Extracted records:
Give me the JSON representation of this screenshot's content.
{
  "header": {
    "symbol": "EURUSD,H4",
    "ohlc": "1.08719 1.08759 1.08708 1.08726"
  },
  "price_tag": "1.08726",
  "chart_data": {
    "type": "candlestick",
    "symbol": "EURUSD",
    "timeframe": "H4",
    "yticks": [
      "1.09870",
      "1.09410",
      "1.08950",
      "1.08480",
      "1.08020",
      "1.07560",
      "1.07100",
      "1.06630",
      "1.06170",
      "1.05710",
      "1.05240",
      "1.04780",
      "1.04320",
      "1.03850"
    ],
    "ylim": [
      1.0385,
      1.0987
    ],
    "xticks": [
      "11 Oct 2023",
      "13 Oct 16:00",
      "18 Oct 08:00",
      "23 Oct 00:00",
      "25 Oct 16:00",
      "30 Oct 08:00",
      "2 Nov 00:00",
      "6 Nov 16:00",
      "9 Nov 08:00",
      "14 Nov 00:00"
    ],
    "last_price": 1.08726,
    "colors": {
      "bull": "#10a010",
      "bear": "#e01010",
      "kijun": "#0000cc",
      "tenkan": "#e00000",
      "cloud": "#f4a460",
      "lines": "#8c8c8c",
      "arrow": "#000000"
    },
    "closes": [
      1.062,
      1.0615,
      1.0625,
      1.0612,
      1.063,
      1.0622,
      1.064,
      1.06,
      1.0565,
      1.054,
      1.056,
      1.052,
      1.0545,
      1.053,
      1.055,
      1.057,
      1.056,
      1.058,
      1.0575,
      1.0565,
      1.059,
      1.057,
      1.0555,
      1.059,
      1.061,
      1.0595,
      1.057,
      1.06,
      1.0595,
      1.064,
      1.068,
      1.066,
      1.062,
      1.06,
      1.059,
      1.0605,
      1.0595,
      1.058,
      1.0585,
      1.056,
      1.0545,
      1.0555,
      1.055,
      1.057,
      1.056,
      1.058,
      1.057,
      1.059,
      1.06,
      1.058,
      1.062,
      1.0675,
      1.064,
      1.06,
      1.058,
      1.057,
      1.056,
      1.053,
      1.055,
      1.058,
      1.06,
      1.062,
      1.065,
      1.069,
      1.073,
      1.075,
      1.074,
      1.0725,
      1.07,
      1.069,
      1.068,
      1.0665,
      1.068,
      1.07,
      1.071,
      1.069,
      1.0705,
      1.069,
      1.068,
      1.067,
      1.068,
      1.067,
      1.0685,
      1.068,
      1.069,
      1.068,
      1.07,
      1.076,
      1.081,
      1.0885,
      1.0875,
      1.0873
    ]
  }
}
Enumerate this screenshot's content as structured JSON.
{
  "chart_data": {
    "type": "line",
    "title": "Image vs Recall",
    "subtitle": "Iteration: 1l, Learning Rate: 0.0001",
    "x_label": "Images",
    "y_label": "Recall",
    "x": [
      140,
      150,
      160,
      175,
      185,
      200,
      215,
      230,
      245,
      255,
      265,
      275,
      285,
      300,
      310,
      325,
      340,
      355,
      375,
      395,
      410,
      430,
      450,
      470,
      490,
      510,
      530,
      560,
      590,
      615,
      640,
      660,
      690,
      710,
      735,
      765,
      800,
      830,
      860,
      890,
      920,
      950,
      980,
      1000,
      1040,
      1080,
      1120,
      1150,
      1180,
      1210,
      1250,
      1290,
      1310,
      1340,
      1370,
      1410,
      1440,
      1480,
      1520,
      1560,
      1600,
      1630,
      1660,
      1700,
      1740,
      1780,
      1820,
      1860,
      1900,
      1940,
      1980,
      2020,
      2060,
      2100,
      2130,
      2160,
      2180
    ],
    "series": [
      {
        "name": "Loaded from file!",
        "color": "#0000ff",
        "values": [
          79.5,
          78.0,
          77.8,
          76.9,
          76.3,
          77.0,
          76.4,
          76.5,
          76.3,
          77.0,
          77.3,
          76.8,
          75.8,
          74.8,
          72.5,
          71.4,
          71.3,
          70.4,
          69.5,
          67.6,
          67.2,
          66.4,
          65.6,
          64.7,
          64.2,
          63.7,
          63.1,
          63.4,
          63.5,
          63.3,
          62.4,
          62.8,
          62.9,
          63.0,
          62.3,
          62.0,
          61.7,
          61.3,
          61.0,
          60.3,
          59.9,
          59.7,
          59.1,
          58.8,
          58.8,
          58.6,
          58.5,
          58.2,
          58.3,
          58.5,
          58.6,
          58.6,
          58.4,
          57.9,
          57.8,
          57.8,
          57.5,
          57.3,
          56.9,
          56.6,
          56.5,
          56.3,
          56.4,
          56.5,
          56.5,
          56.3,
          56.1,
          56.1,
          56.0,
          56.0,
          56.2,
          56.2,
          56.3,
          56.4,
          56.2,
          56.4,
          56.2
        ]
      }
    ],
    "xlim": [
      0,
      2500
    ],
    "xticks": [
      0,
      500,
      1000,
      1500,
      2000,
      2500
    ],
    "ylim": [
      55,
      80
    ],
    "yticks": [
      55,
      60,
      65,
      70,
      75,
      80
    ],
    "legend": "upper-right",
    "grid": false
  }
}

Work instructions:
Output all of the data again. Match it exactly.

Task response:
Give me the JSON representation of this screenshot's content.
{
  "header": {
    "symbol": "EURUSD,H4",
    "ohlc": "1.08719 1.08759 1.08708 1.08726"
  },
  "price_tag": "1.08726",
  "chart_data": {
    "type": "candlestick",
    "symbol": "EURUSD",
    "timeframe": "H4",
    "yticks": [
      "1.09870",
      "1.09410",
      "1.08950",
      "1.08480",
      "1.08020",
      "1.07560",
      "1.07100",
      "1.06630",
      "1.06170",
      "1.05710",
      "1.05240",
      "1.04780",
      "1.04320",
      "1.03850"
    ],
    "ylim": [
      1.0385,
      1.0987
    ],
    "xticks": [
      "11 Oct 2023",
      "13 Oct 16:00",
      "18 Oct 08:00",
      "23 Oct 00:00",
      "25 Oct 16:00",
      "30 Oct 08:00",
      "2 Nov 00:00",
      "6 Nov 16:00",
      "9 Nov 08:00",
      "14 Nov 00:00"
    ],
    "last_price": 1.08726,
    "colors": {
      "bull": "#10a010",
      "bear": "#e01010",
      "kijun": "#0000cc",
      "tenkan": "#e00000",
      "cloud": "#f4a460",
      "lines": "#8c8c8c",
      "arrow": "#000000"
    },
    "closes": [
      1.062,
      1.0615,
      1.0625,
      1.0612,
      1.063,
      1.0622,
      1.064,
      1.06,
      1.0565,
      1.054,
      1.056,
      1.052,
      1.0545,
      1.053,
      1.055,
      1.057,
      1.056,
      1.058,
      1.0575,
      1.0565,
      1.059,
      1.057,
      1.0555,
      1.059,
      1.061,
      1.0595,
      1.057,
      1.06,
      1.0595,
      1.064,
      1.068,
      1.066,
      1.062,
      1.06,
      1.059,
      1.0605,
      1.0595,
      1.058,
      1.0585,
      1.056,
      1.0545,
      1.0555,
      1.055,
      1.057,
      1.056,
      1.058,
      1.057,
      1.059,
      1.06,
      1.058,
      1.062,
      1.0675,
      1.064,
      1.06,
      1.058,
      1.057,
      1.056,
      1.053,
      1.055,
      1.058,
      1.06,
      1.062,
      1.065,
      1.069,
      1.073,
      1.075,
      1.074,
      1.0725,
      1.07,
      1.069,
      1.068,
      1.0665,
      1.068,
      1.07,
      1.071,
      1.069,
      1.0705,
      1.069,
      1.068,
      1.067,
      1.068,
      1.067,
      1.0685,
      1.068,
      1.069,
      1.068,
      1.07,
      1.076,
      1.081,
      1.0885,
      1.0875,
      1.0873
    ]
  }
}
Enumerate this screenshot's content as structured JSON.
{
  "chart_data": {
    "type": "line",
    "title": "Image vs Recall",
    "subtitle": "Iteration: 1l, Learning Rate: 0.0001",
    "x_label": "Images",
    "y_label": "Recall",
    "x": [
      140,
      150,
      160,
      175,
      185,
      200,
      215,
      230,
      245,
      255,
      265,
      275,
      285,
      300,
      310,
      325,
      340,
      355,
      375,
      395,
      410,
      430,
      450,
      470,
      490,
      510,
      530,
      560,
      590,
      615,
      640,
      660,
      690,
      710,
      735,
      765,
      800,
      830,
      860,
      890,
      920,
      950,
      980,
      1000,
      1040,
      1080,
      1120,
      1150,
      1180,
      1210,
      1250,
      1290,
      1310,
      1340,
      1370,
      1410,
      1440,
      1480,
      1520,
      1560,
      1600,
      1630,
      1660,
      1700,
      1740,
      1780,
      1820,
      1860,
      1900,
      1940,
      1980,
      2020,
      2060,
      2100,
      2130,
      2160,
      2180
    ],
    "series": [
      {
        "name": "Loaded from file!",
        "color": "#0000ff",
        "values": [
          79.5,
          78.0,
          77.8,
          76.9,
          76.3,
          77.0,
          76.4,
          76.5,
          76.3,
          77.0,
          77.3,
          76.8,
          75.8,
          74.8,
          72.5,
          71.4,
          71.3,
          70.4,
          69.5,
          67.6,
          67.2,
          66.4,
          65.6,
          64.7,
          64.2,
          63.7,
          63.1,
          63.4,
          63.5,
          63.3,
          62.4,
          62.8,
          62.9,
          63.0,
          62.3,
          62.0,
          61.7,
          61.3,
          61.0,
          60.3,
          59.9,
          59.7,
          59.1,
          58.8,
          58.8,
          58.6,
          58.5,
          58.2,
          58.3,
          58.5,
          58.6,
          58.6,
          58.4,
          57.9,
          57.8,
          57.8,
          57.5,
          57.3,
          56.9,
          56.6,
          56.5,
          56.3,
          56.4,
          56.5,
          56.5,
          56.3,
          56.1,
          56.1,
          56.0,
          56.0,
          56.2,
          56.2,
          56.3,
          56.4,
          56.2,
          56.4,
          56.2
        ]
      }
    ],
    "xlim": [
      0,
      2500
    ],
    "xticks": [
      0,
      500,
      1000,
      1500,
      2000,
      2500
    ],
    "ylim": [
      55,
      80
    ],
    "yticks": [
      55,
      60,
      65,
      70,
      75,
      80
    ],
    "legend": "upper-right",
    "grid": false
  }
}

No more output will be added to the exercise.